__WHAT IS EXPECTED__
Check every line below for the word "this" and copy the ones that have it.
Start of DATA FOR THE TASK
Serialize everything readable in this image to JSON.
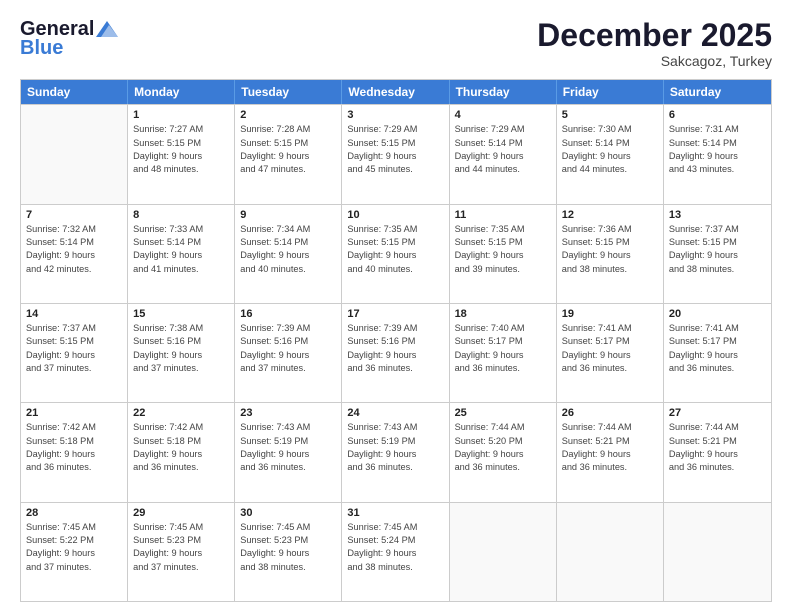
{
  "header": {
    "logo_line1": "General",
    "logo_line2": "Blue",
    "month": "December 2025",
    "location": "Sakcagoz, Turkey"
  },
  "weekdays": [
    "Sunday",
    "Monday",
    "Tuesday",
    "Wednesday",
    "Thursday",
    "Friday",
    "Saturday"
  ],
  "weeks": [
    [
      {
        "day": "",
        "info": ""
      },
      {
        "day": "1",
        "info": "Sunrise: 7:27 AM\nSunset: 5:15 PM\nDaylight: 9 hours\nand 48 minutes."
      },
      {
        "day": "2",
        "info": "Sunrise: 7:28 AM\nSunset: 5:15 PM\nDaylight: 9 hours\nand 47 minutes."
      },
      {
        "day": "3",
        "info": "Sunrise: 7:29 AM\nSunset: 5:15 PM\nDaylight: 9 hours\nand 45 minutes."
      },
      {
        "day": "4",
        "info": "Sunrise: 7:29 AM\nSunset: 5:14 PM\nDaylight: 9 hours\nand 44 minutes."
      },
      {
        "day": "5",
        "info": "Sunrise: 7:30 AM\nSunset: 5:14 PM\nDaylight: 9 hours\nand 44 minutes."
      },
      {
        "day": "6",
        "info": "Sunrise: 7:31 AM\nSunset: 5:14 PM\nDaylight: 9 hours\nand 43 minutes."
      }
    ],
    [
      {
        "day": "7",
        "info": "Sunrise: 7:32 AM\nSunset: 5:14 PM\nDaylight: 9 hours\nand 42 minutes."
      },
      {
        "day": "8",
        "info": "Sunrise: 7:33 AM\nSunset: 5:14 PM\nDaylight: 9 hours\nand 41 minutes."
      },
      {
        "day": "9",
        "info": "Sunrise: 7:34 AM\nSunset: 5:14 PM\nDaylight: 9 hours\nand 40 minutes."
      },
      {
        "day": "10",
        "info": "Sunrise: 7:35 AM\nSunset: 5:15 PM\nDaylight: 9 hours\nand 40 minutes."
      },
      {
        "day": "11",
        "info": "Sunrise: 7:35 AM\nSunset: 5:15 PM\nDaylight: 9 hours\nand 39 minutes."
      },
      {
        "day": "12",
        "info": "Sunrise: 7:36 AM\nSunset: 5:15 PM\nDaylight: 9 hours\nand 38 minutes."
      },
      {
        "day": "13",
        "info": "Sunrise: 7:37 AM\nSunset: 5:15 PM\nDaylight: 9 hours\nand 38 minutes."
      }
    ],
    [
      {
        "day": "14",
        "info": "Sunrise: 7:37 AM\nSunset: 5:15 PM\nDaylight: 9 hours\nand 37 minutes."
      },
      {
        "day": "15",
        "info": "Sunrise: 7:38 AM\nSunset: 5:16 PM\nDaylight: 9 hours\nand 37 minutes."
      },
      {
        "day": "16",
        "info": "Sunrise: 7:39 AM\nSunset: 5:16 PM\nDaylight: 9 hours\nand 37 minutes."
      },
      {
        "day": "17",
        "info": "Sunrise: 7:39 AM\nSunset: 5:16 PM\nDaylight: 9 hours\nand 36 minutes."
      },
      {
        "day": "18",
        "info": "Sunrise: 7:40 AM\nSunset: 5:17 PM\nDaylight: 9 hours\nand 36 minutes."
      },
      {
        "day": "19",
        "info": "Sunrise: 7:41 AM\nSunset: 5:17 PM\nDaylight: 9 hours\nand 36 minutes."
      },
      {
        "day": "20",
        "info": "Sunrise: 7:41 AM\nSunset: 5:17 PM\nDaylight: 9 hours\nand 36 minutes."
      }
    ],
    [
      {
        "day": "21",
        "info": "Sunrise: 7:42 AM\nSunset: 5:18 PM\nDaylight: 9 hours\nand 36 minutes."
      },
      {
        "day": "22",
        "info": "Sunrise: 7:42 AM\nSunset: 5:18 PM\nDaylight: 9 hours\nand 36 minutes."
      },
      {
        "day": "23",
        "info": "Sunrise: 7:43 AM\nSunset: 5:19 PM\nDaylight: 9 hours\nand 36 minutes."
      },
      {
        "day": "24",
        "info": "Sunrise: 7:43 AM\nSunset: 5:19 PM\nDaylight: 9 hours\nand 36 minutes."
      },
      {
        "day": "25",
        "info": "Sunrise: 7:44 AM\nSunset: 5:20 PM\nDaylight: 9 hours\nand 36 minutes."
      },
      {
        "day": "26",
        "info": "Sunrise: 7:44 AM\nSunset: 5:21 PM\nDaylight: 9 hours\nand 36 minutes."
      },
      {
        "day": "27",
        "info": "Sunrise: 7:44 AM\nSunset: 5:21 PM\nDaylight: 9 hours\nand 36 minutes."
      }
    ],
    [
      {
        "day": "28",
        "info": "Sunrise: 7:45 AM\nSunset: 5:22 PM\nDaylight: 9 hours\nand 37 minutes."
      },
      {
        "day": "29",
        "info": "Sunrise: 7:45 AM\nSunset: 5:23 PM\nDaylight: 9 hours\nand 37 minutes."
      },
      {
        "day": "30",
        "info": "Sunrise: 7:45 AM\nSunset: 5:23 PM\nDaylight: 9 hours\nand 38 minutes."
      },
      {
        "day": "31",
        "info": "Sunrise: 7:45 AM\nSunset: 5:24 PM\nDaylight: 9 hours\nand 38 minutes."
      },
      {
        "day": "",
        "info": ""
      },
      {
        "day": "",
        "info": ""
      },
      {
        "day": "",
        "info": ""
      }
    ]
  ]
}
End of DATA FOR THE TASK
Start of DATA FOR THE TASK
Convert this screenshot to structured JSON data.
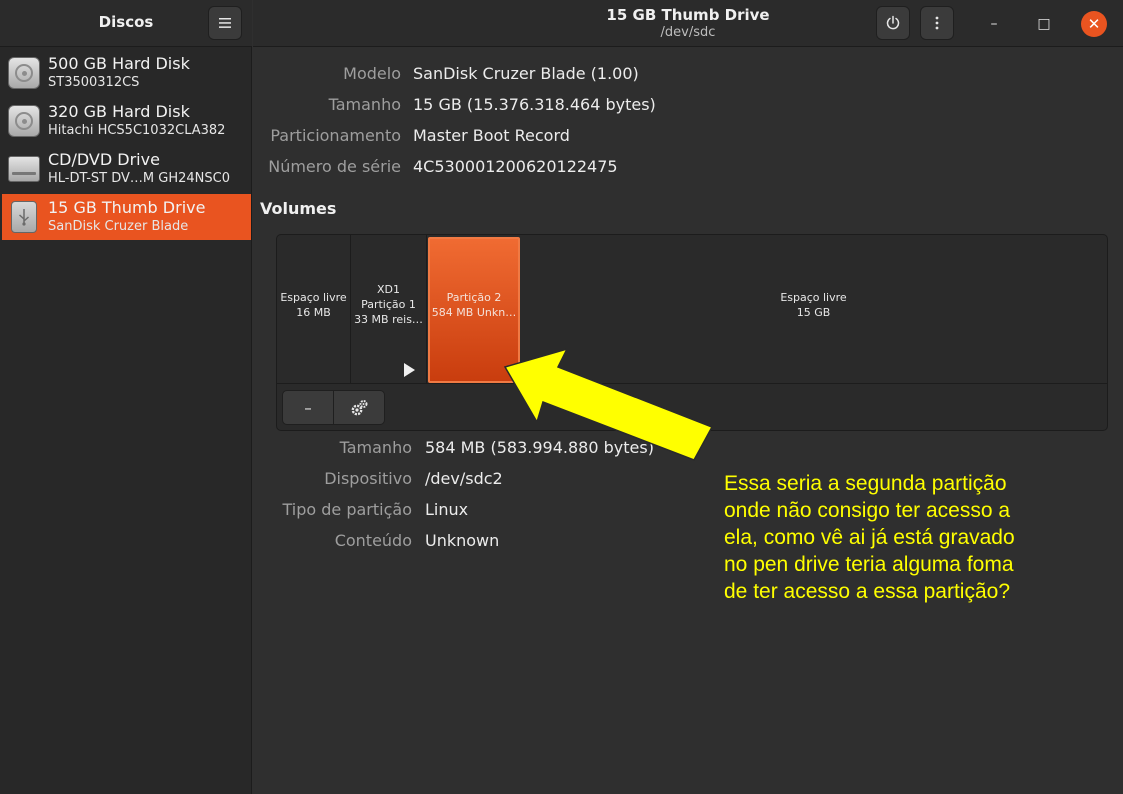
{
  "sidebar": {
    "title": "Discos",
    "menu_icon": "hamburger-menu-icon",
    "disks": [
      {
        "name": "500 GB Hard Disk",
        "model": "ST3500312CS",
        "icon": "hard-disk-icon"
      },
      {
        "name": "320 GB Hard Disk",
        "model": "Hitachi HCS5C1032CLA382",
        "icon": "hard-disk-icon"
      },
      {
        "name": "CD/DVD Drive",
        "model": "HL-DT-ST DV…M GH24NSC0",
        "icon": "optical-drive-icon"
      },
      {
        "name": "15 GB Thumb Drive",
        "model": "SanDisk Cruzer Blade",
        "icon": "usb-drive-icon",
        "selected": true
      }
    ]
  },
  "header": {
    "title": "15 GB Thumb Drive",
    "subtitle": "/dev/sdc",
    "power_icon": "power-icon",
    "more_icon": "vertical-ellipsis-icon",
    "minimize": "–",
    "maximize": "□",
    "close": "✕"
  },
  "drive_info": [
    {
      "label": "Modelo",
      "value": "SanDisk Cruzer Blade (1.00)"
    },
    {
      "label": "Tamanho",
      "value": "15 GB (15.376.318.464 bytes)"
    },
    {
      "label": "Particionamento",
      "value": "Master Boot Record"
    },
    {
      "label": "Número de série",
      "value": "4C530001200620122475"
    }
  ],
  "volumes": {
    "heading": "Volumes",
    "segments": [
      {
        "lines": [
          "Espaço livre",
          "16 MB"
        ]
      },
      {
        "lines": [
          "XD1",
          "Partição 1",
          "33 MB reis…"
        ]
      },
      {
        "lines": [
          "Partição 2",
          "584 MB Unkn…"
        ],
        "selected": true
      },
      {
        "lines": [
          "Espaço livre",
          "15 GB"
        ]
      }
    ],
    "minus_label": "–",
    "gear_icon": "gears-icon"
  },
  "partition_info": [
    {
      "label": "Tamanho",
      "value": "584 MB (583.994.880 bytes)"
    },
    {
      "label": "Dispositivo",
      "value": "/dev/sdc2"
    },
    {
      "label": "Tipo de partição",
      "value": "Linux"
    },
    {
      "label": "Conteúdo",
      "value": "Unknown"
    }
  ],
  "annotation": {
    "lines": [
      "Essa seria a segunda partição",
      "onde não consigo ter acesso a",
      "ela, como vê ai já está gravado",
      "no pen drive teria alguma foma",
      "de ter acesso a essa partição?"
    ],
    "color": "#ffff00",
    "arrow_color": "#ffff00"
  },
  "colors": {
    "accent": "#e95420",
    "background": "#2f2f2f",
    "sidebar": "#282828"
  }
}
End of DATA FOR THE TASK
__CORRECT OUTPUT__
Serialize everything readable in this image to JSON.
Convert this screenshot to structured JSON data.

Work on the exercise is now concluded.